### Instructions for the task
Only the lines from the line containing "Transcribe this image's" through the final line of the entries should be printed, exactly as given, with the pictures left out.

>> BEGIN Records for this exercise

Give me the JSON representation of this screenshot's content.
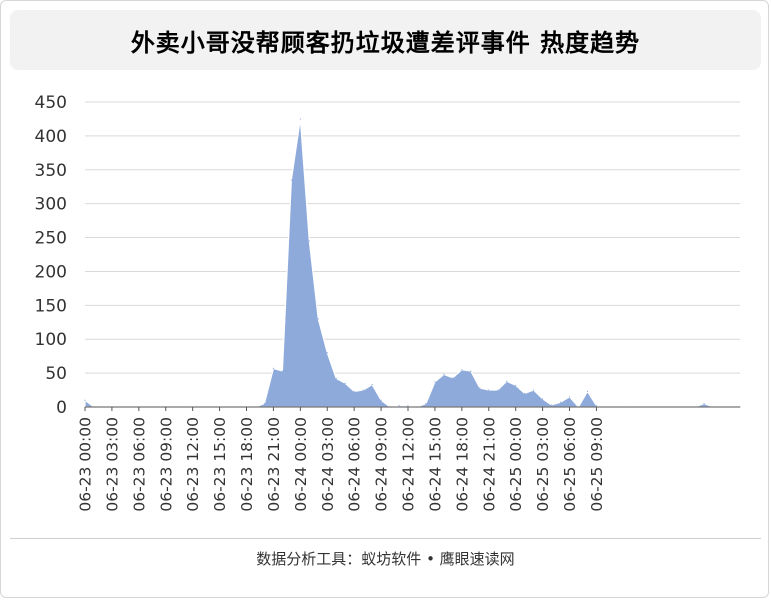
{
  "chart_data": {
    "type": "area",
    "title": "外卖小哥没帮顾客扔垃圾遭差评事件 热度趋势",
    "xlabel": "",
    "ylabel": "",
    "ylim": [
      0,
      450
    ],
    "yticks": [
      0,
      50,
      100,
      150,
      200,
      250,
      300,
      350,
      400,
      450
    ],
    "grid": true,
    "legend": "none",
    "color": "#8eaadb",
    "x_tick_labels": [
      "06-23 00:00",
      "06-23 03:00",
      "06-23 06:00",
      "06-23 09:00",
      "06-23 12:00",
      "06-23 15:00",
      "06-23 18:00",
      "06-23 21:00",
      "06-24 00:00",
      "06-24 03:00",
      "06-24 06:00",
      "06-24 09:00",
      "06-24 12:00",
      "06-24 15:00",
      "06-24 18:00",
      "06-24 21:00",
      "06-25 00:00",
      "06-25 03:00",
      "06-25 06:00",
      "06-25 09:00"
    ],
    "x_interval_hours": 1,
    "values": [
      10,
      0,
      0,
      0,
      0,
      0,
      0,
      0,
      0,
      0,
      0,
      0,
      0,
      0,
      0,
      0,
      0,
      0,
      0,
      0,
      5,
      57,
      53,
      335,
      425,
      245,
      130,
      80,
      42,
      35,
      23,
      25,
      33,
      10,
      0,
      2,
      2,
      0,
      5,
      37,
      48,
      43,
      55,
      53,
      28,
      25,
      25,
      38,
      32,
      20,
      25,
      12,
      3,
      7,
      15,
      0,
      23,
      2,
      0,
      0,
      0,
      0,
      0,
      0,
      0,
      0,
      0,
      0,
      0,
      5,
      0,
      0,
      0,
      0
    ]
  },
  "footer": {
    "text": "数据分析工具：蚁坊软件 • 鹰眼速读网"
  }
}
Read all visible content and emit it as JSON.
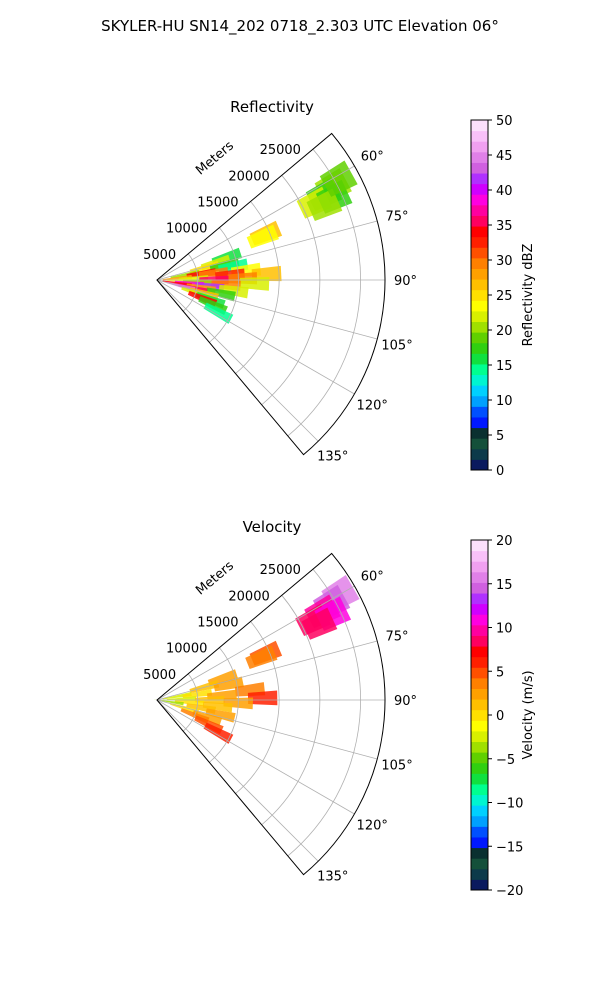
{
  "suptitle": "SKYLER-HU  SN14_202  0718_2.303 UTC Elevation 06°",
  "chart_data": [
    {
      "type": "heatmap",
      "projection": "polar-sector",
      "title": "Reflectivity",
      "r_axis_label": "Meters",
      "r_ticks": [
        5000,
        10000,
        15000,
        20000,
        25000
      ],
      "r_tick_labels": [
        "5000",
        "10000",
        "15000",
        "20000",
        "25000"
      ],
      "r_max": 28000,
      "theta_range_deg": [
        50,
        140
      ],
      "theta_ticks": [
        60,
        75,
        90,
        105,
        120,
        135
      ],
      "theta_tick_labels": [
        "60°",
        "75°",
        "90°",
        "105°",
        "120°",
        "135°"
      ],
      "grid": true,
      "colorbar": {
        "label": "Reflectivity dBZ",
        "vmin": 0,
        "vmax": 50,
        "ticks": [
          0,
          5,
          10,
          15,
          20,
          25,
          30,
          35,
          40,
          45,
          50
        ],
        "tick_labels": [
          "0",
          "5",
          "10",
          "15",
          "20",
          "25",
          "30",
          "35",
          "40",
          "45",
          "50"
        ],
        "colors": [
          "#0a1a5e",
          "#0d3a4a",
          "#14503a",
          "#0a3030",
          "#0018ff",
          "#0050ff",
          "#00a0ff",
          "#00d0ff",
          "#00f5d0",
          "#00ff90",
          "#10e040",
          "#30d010",
          "#60d000",
          "#a0e000",
          "#d8f000",
          "#ffff00",
          "#ffe000",
          "#ffc000",
          "#ffa000",
          "#ff8000",
          "#ff5000",
          "#ff2000",
          "#ff0000",
          "#ff0060",
          "#ff00a0",
          "#ff00e0",
          "#d000ff",
          "#b030ff",
          "#d060e0",
          "#e080e8",
          "#f0a0f0",
          "#f8c0f8",
          "#fce0fc"
        ]
      },
      "gates": [
        {
          "az": 62,
          "r": 24500,
          "v": 20
        },
        {
          "az": 63,
          "r": 23000,
          "v": 18
        },
        {
          "az": 64,
          "r": 21500,
          "v": 22
        },
        {
          "az": 65,
          "r": 24000,
          "v": 17
        },
        {
          "az": 66,
          "r": 22500,
          "v": 20
        },
        {
          "az": 61,
          "r": 25500,
          "v": 19
        },
        {
          "az": 67,
          "r": 14500,
          "v": 26
        },
        {
          "az": 68,
          "r": 14000,
          "v": 24
        },
        {
          "az": 72,
          "r": 9000,
          "v": 16
        },
        {
          "az": 74,
          "r": 7500,
          "v": 22
        },
        {
          "az": 76,
          "r": 6000,
          "v": 25
        },
        {
          "az": 78,
          "r": 8500,
          "v": 18
        },
        {
          "az": 80,
          "r": 3500,
          "v": 20
        },
        {
          "az": 80,
          "r": 9500,
          "v": 15
        },
        {
          "az": 82,
          "r": 5500,
          "v": 34
        },
        {
          "az": 83,
          "r": 7000,
          "v": 30
        },
        {
          "az": 84,
          "r": 11000,
          "v": 24
        },
        {
          "az": 85,
          "r": 2500,
          "v": 28
        },
        {
          "az": 86,
          "r": 9000,
          "v": 32
        },
        {
          "az": 87,
          "r": 13500,
          "v": 26
        },
        {
          "az": 88,
          "r": 4500,
          "v": 22
        },
        {
          "az": 89,
          "r": 10500,
          "v": 30
        },
        {
          "az": 90,
          "r": 7000,
          "v": 36
        },
        {
          "az": 91,
          "r": 3000,
          "v": 24
        },
        {
          "az": 92,
          "r": 12000,
          "v": 22
        },
        {
          "az": 93,
          "r": 5000,
          "v": 20
        },
        {
          "az": 94,
          "r": 8500,
          "v": 30
        },
        {
          "az": 96,
          "r": 4000,
          "v": 38
        },
        {
          "az": 97,
          "r": 6500,
          "v": 42
        },
        {
          "az": 98,
          "r": 9500,
          "v": 22
        },
        {
          "az": 99,
          "r": 2500,
          "v": 34
        },
        {
          "az": 100,
          "r": 5500,
          "v": 28
        },
        {
          "az": 102,
          "r": 8000,
          "v": 18
        },
        {
          "az": 103,
          "r": 4500,
          "v": 36
        },
        {
          "az": 104,
          "r": 3000,
          "v": 44
        },
        {
          "az": 106,
          "r": 6000,
          "v": 26
        },
        {
          "az": 108,
          "r": 5000,
          "v": 22
        },
        {
          "az": 110,
          "r": 7000,
          "v": 16
        },
        {
          "az": 112,
          "r": 6000,
          "v": 34
        },
        {
          "az": 114,
          "r": 7500,
          "v": 18
        },
        {
          "az": 118,
          "r": 8500,
          "v": 15
        }
      ]
    },
    {
      "type": "heatmap",
      "projection": "polar-sector",
      "title": "Velocity",
      "r_axis_label": "Meters",
      "r_ticks": [
        5000,
        10000,
        15000,
        20000,
        25000
      ],
      "r_tick_labels": [
        "5000",
        "10000",
        "15000",
        "20000",
        "25000"
      ],
      "r_max": 28000,
      "theta_range_deg": [
        50,
        140
      ],
      "theta_ticks": [
        60,
        75,
        90,
        105,
        120,
        135
      ],
      "theta_tick_labels": [
        "60°",
        "75°",
        "90°",
        "105°",
        "120°",
        "135°"
      ],
      "grid": true,
      "colorbar": {
        "label": "Velocity (m/s)",
        "vmin": -20,
        "vmax": 20,
        "ticks": [
          -20,
          -15,
          -10,
          -5,
          0,
          5,
          10,
          15,
          20
        ],
        "tick_labels": [
          "−20",
          "−15",
          "−10",
          "−5",
          "0",
          "5",
          "10",
          "15",
          "20"
        ],
        "colors": [
          "#0a1a5e",
          "#0d3a4a",
          "#14503a",
          "#0a3030",
          "#0018ff",
          "#0050ff",
          "#00a0ff",
          "#00d0ff",
          "#00f5d0",
          "#00ff90",
          "#10e040",
          "#30d010",
          "#60d000",
          "#a0e000",
          "#d8f000",
          "#ffff00",
          "#ffe000",
          "#ffc000",
          "#ffa000",
          "#ff8000",
          "#ff5000",
          "#ff2000",
          "#ff0000",
          "#ff0060",
          "#ff00a0",
          "#ff00e0",
          "#d000ff",
          "#b030ff",
          "#d060e0",
          "#e080e8",
          "#f0a0f0",
          "#f8c0f8",
          "#fce0fc"
        ]
      },
      "gates": [
        {
          "az": 60,
          "r": 26000,
          "v": 16
        },
        {
          "az": 61,
          "r": 24500,
          "v": 14
        },
        {
          "az": 62,
          "r": 23000,
          "v": 10
        },
        {
          "az": 63,
          "r": 21500,
          "v": 9
        },
        {
          "az": 64,
          "r": 24000,
          "v": 11
        },
        {
          "az": 65,
          "r": 22000,
          "v": 8
        },
        {
          "az": 67,
          "r": 14500,
          "v": 5
        },
        {
          "az": 68,
          "r": 13800,
          "v": 4
        },
        {
          "az": 72,
          "r": 8500,
          "v": 2
        },
        {
          "az": 75,
          "r": 6000,
          "v": 1
        },
        {
          "az": 78,
          "r": 9000,
          "v": 3
        },
        {
          "az": 80,
          "r": 2500,
          "v": -3
        },
        {
          "az": 82,
          "r": 5000,
          "v": 0
        },
        {
          "az": 84,
          "r": 11500,
          "v": 4
        },
        {
          "az": 86,
          "r": 8000,
          "v": 2
        },
        {
          "az": 88,
          "r": 3000,
          "v": -2
        },
        {
          "az": 89,
          "r": 13000,
          "v": 6
        },
        {
          "az": 90,
          "r": 6500,
          "v": 1
        },
        {
          "az": 92,
          "r": 10000,
          "v": 2
        },
        {
          "az": 94,
          "r": 4000,
          "v": 0
        },
        {
          "az": 96,
          "r": 7500,
          "v": 1
        },
        {
          "az": 98,
          "r": 1500,
          "v": -4
        },
        {
          "az": 100,
          "r": 5500,
          "v": 1
        },
        {
          "az": 103,
          "r": 8000,
          "v": 2
        },
        {
          "az": 106,
          "r": 3500,
          "v": 0
        },
        {
          "az": 109,
          "r": 6500,
          "v": 3
        },
        {
          "az": 112,
          "r": 5000,
          "v": 4
        },
        {
          "az": 115,
          "r": 7000,
          "v": 5
        },
        {
          "az": 118,
          "r": 8500,
          "v": 6
        }
      ]
    }
  ]
}
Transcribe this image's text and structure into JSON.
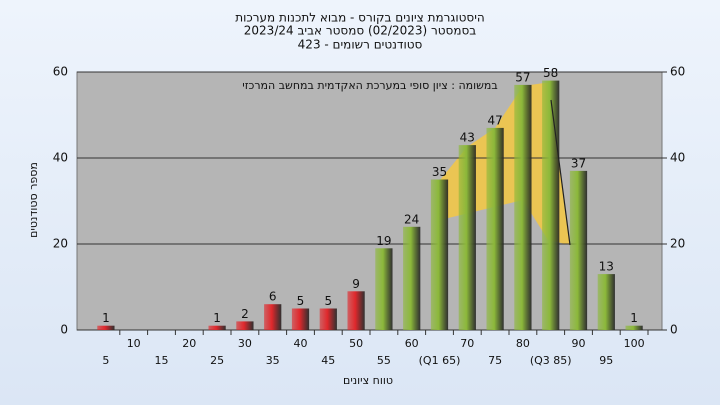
{
  "chart_data": {
    "type": "bar",
    "title": "היסטוגרמת ציונים בקורס - מבוא לתכנות מערכות",
    "subtitle": "בסמסטר  (02/2023)  סמסטר אביב 2023/24",
    "subtitle2": "סטודנטים רשומים - 423",
    "annotation": "במשומה : ציון סופי במערכת האקדמית במחשב המרכזי",
    "x_label": "טווח ציונים",
    "y_label": "מספר סטודנטים",
    "categories": [
      "5",
      "10",
      "15",
      "20",
      "25",
      "30",
      "35",
      "40",
      "45",
      "50",
      "55",
      "60",
      "(Q1 65)",
      "70",
      "75",
      "80",
      "(Q3 85)",
      "90",
      "95",
      "100"
    ],
    "values": [
      1,
      0,
      0,
      0,
      1,
      2,
      6,
      5,
      5,
      9,
      19,
      24,
      35,
      43,
      47,
      57,
      58,
      37,
      13,
      1
    ],
    "colors": [
      "#e0282c",
      "#e0282c",
      "#e0282c",
      "#e0282c",
      "#e0282c",
      "#e0282c",
      "#e0282c",
      "#e0282c",
      "#e0282c",
      "#e0282c",
      "#8cb83a",
      "#8cb83a",
      "#8cb83a",
      "#8cb83a",
      "#8cb83a",
      "#8cb83a",
      "#8cb83a",
      "#8cb83a",
      "#8cb83a",
      "#8cb83a"
    ],
    "ylim": [
      0,
      60
    ],
    "yticks": [
      0,
      20,
      40,
      60
    ],
    "y2lim": [
      0,
      60
    ],
    "y2ticks": [
      0,
      20,
      40,
      60
    ],
    "grid": true
  }
}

>> END Records for this exercise

### Task result
Transcribe this image's text and structure into JSON.
{
  "chart_data": {
    "type": "bar",
    "title": "היסטוגרמת ציונים בקורס - מבוא לתכנות מערכות",
    "subtitle": "בסמסטר  (02/2023)  סמסטר אביב 2023/24",
    "subtitle2": "סטודנטים רשומים - 423",
    "annotation": "במשומה : ציון סופי במערכת האקדמית במחשב המרכזי",
    "x_label": "טווח ציונים",
    "y_label": "מספר סטודנטים",
    "categories": [
      "5",
      "10",
      "15",
      "20",
      "25",
      "30",
      "35",
      "40",
      "45",
      "50",
      "55",
      "60",
      "(Q1 65)",
      "70",
      "75",
      "80",
      "(Q3 85)",
      "90",
      "95",
      "100"
    ],
    "values": [
      1,
      0,
      0,
      0,
      1,
      2,
      6,
      5,
      5,
      9,
      19,
      24,
      35,
      43,
      47,
      57,
      58,
      37,
      13,
      1
    ],
    "colors": [
      "#e0282c",
      "#e0282c",
      "#e0282c",
      "#e0282c",
      "#e0282c",
      "#e0282c",
      "#e0282c",
      "#e0282c",
      "#e0282c",
      "#e0282c",
      "#8cb83a",
      "#8cb83a",
      "#8cb83a",
      "#8cb83a",
      "#8cb83a",
      "#8cb83a",
      "#8cb83a",
      "#8cb83a",
      "#8cb83a",
      "#8cb83a"
    ],
    "ylim": [
      0,
      60
    ],
    "yticks": [
      0,
      20,
      40,
      60
    ],
    "y2lim": [
      0,
      60
    ],
    "y2ticks": [
      0,
      20,
      40,
      60
    ],
    "grid": true
  }
}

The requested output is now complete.